(DIRECTIONS FOR THIS TASK): Retype the material word for word.

——

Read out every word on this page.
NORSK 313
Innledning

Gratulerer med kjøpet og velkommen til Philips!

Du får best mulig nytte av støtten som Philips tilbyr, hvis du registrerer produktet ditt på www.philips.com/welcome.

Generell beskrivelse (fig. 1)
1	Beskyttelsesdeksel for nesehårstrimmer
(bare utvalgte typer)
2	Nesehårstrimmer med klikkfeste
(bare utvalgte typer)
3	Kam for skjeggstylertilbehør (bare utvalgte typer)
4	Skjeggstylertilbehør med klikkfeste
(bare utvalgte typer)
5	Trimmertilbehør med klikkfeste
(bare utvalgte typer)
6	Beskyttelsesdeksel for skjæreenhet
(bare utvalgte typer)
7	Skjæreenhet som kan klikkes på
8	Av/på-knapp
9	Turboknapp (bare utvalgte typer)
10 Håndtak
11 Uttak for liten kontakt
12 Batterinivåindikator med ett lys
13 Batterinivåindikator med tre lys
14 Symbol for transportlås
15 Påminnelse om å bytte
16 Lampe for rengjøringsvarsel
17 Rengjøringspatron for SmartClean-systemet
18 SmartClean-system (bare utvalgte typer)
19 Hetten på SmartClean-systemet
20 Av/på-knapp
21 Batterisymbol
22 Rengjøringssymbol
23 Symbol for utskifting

——

(FINISHED EXERCISE):
Read out every word on this page.
NORSK 313
Innledning

Gratulerer med kjøpet og velkommen til Philips!

Du får best mulig nytte av støtten som Philips tilbyr, hvis du registrerer produktet ditt på www.philips.com/welcome.

Generell beskrivelse (fig. 1)
1	Beskyttelsesdeksel for nesehårstrimmer
(bare utvalgte typer)
2	Nesehårstrimmer med klikkfeste
(bare utvalgte typer)
3	Kam for skjeggstylertilbehør (bare utvalgte typer)
4	Skjeggstylertilbehør med klikkfeste
(bare utvalgte typer)
5	Trimmertilbehør med klikkfeste
(bare utvalgte typer)
6	Beskyttelsesdeksel for skjæreenhet
(bare utvalgte typer)
7	Skjæreenhet som kan klikkes på
8	Av/på-knapp
9	Turboknapp (bare utvalgte typer)
10 Håndtak
11 Uttak for liten kontakt
12 Batterinivåindikator med ett lys
13 Batterinivåindikator med tre lys
14 Symbol for transportlås
15 Påminnelse om å bytte
16 Lampe for rengjøringsvarsel
17 Rengjøringspatron for SmartClean-systemet
18 SmartClean-system (bare utvalgte typer)
19 Hetten på SmartClean-systemet
20 Av/på-knapp
21 Batterisymbol
22 Rengjøringssymbol
23 Symbol for utskifting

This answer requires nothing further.